[Begin Given information]

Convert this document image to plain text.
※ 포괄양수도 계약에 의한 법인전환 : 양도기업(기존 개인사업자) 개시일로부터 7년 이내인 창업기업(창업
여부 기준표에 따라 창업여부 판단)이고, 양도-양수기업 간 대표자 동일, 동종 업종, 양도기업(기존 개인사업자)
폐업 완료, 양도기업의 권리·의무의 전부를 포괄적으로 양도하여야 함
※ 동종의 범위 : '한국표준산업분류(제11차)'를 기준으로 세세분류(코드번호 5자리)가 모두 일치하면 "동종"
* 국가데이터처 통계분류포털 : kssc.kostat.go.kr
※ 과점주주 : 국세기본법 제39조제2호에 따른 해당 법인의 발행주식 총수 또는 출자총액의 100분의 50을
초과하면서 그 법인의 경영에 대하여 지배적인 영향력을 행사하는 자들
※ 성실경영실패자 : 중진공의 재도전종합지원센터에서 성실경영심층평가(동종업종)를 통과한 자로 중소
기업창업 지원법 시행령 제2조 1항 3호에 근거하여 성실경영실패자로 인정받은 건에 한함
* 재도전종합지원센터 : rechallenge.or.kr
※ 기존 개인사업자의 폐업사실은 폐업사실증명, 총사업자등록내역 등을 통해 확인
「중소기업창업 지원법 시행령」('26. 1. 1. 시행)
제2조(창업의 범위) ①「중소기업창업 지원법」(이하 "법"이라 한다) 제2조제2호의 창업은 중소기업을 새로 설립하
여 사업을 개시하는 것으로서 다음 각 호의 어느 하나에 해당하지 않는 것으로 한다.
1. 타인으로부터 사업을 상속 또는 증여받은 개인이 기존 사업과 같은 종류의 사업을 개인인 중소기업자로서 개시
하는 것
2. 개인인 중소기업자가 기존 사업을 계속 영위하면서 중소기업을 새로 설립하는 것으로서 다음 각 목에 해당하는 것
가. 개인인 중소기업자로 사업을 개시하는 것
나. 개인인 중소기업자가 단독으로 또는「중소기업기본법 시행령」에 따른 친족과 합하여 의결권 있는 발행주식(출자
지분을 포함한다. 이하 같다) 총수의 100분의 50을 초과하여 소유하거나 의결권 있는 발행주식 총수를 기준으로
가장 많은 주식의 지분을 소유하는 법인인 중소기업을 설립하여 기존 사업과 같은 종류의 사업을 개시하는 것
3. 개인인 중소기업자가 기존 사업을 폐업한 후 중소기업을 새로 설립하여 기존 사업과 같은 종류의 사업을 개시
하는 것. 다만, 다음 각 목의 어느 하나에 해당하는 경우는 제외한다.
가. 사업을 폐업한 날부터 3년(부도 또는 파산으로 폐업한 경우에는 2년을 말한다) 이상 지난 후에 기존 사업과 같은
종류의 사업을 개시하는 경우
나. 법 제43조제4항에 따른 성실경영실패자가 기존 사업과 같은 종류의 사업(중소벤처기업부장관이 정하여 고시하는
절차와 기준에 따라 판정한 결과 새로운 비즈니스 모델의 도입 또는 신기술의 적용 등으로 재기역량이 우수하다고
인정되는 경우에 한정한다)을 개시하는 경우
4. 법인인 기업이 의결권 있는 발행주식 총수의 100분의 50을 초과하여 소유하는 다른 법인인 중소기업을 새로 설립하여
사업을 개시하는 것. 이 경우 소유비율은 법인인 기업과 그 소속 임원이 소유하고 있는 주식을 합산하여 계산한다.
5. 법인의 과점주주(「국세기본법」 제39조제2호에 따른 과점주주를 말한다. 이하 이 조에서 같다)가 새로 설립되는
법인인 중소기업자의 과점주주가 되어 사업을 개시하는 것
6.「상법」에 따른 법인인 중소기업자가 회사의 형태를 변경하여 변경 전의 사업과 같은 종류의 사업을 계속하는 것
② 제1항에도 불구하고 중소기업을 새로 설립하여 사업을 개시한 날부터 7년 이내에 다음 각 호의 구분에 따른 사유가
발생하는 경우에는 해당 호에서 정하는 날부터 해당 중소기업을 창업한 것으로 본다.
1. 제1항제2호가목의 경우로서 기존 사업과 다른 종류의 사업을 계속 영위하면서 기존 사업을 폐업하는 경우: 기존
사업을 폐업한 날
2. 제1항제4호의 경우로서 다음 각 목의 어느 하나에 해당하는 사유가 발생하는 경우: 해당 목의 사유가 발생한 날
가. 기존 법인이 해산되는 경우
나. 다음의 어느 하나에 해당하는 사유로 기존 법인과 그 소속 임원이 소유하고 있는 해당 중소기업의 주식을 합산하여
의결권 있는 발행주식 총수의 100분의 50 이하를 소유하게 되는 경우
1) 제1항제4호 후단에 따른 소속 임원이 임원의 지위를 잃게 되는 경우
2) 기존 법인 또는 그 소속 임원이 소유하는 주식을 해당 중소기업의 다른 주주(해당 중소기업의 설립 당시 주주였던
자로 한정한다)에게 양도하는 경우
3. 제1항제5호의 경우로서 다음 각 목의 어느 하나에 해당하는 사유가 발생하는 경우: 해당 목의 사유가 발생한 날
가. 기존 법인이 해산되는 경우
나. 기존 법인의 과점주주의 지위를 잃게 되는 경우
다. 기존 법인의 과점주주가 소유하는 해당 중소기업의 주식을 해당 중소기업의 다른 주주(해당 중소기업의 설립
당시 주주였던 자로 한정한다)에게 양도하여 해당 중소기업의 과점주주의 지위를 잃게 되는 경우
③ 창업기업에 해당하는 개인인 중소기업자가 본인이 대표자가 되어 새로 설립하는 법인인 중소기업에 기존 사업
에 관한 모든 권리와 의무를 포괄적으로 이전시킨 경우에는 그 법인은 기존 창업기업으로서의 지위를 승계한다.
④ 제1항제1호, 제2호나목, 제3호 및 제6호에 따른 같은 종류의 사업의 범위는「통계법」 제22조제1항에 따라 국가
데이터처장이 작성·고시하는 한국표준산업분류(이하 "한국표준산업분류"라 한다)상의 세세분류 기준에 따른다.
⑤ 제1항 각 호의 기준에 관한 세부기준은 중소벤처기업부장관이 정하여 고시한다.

[End Given information]

Exercise prompt
Identify the lines that hold the word "고시하는". Copy every one of them.

Response
나. 법 제43조제4항에 따른 성실경영실패자가 기존 사업과 같은 종류의 사업(중소벤처기업부장관이 정하여 고시하는
데이터처장이 작성·고시하는 한국표준산업분류(이하 "한국표준산업분류"라 한다)상의 세세분류 기준에 따른다.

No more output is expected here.